> Provided data:
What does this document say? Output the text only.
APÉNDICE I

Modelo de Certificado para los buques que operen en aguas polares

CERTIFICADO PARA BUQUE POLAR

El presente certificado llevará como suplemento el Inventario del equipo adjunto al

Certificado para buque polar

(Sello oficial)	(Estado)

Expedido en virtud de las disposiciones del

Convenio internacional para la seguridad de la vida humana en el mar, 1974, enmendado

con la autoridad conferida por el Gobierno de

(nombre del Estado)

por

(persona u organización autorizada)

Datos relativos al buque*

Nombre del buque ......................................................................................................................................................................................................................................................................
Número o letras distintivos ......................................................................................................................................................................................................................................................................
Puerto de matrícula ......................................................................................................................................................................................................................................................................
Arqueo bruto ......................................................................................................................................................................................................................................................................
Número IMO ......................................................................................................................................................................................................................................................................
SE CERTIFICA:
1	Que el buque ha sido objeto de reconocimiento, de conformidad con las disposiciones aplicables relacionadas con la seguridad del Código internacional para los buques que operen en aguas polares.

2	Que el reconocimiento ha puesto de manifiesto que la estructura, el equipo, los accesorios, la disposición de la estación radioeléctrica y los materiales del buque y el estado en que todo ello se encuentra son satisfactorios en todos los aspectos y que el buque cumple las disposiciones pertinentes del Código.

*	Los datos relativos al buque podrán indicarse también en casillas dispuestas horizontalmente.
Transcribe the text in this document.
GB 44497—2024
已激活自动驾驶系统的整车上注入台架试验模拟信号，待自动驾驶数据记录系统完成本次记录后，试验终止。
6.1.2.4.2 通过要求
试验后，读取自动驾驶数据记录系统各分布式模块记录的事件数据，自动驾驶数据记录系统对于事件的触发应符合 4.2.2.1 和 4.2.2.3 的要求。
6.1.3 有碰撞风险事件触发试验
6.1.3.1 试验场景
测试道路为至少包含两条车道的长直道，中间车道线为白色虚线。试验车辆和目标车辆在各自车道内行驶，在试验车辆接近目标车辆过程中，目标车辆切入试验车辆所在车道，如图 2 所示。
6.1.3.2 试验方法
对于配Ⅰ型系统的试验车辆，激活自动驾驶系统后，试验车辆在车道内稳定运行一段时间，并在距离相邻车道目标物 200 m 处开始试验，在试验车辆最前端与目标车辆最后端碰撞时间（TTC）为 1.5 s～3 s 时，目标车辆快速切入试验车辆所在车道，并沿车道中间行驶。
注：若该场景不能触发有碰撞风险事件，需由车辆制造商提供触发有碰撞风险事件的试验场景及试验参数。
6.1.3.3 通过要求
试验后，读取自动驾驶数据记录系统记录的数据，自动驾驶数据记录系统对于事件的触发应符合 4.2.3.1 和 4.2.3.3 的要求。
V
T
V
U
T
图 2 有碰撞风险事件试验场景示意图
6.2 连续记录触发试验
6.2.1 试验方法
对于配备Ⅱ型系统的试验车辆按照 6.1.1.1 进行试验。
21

> Required work:
Using the entries above, return each line that includes the word "自动驾驶数据记录系统对于事件的触发应符合".

> In response:
试验后，读取自动驾驶数据记录系统各分布式模块记录的事件数据，自动驾驶数据记录系统对于事件的触发应符合 4.2.2.1 和 4.2.2.3 的要求。
试验后，读取自动驾驶数据记录系统记录的数据，自动驾驶数据记录系统对于事件的触发应符合 4.2.3.1 和 4.2.3.3 的要求。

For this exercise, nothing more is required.